---------- DATASET ROWS ----------
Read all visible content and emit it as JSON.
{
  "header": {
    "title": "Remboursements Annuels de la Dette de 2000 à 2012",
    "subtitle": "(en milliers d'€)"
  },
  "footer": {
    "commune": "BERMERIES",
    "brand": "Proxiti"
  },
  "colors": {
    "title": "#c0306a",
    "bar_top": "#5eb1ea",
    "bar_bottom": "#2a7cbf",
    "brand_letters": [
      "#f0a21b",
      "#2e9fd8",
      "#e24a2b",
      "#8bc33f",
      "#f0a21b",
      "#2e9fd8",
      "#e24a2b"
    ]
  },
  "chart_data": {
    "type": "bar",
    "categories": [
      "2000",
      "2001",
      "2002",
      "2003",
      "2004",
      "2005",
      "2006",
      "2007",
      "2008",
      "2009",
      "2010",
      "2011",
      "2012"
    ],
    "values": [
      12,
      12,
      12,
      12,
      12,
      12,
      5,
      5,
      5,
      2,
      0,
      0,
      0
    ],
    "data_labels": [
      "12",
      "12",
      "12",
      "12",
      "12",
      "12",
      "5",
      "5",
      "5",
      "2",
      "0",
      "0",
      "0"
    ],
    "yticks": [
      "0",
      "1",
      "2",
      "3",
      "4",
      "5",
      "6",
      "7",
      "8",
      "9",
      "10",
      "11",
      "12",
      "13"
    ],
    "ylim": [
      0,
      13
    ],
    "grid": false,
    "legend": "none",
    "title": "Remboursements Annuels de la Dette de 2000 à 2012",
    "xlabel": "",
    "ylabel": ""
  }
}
----------
| WHAT IS REQUIRED |
Extract the complete listing above, reproducing each line exactly.

| WRITTEN ANSWER |
Read all visible content and emit it as JSON.
{
  "header": {
    "title": "Remboursements Annuels de la Dette de 2000 à 2012",
    "subtitle": "(en milliers d'€)"
  },
  "footer": {
    "commune": "BERMERIES",
    "brand": "Proxiti"
  },
  "colors": {
    "title": "#c0306a",
    "bar_top": "#5eb1ea",
    "bar_bottom": "#2a7cbf",
    "brand_letters": [
      "#f0a21b",
      "#2e9fd8",
      "#e24a2b",
      "#8bc33f",
      "#f0a21b",
      "#2e9fd8",
      "#e24a2b"
    ]
  },
  "chart_data": {
    "type": "bar",
    "categories": [
      "2000",
      "2001",
      "2002",
      "2003",
      "2004",
      "2005",
      "2006",
      "2007",
      "2008",
      "2009",
      "2010",
      "2011",
      "2012"
    ],
    "values": [
      12,
      12,
      12,
      12,
      12,
      12,
      5,
      5,
      5,
      2,
      0,
      0,
      0
    ],
    "data_labels": [
      "12",
      "12",
      "12",
      "12",
      "12",
      "12",
      "5",
      "5",
      "5",
      "2",
      "0",
      "0",
      "0"
    ],
    "yticks": [
      "0",
      "1",
      "2",
      "3",
      "4",
      "5",
      "6",
      "7",
      "8",
      "9",
      "10",
      "11",
      "12",
      "13"
    ],
    "ylim": [
      0,
      13
    ],
    "grid": false,
    "legend": "none",
    "title": "Remboursements Annuels de la Dette de 2000 à 2012",
    "xlabel": "",
    "ylabel": ""
  }
}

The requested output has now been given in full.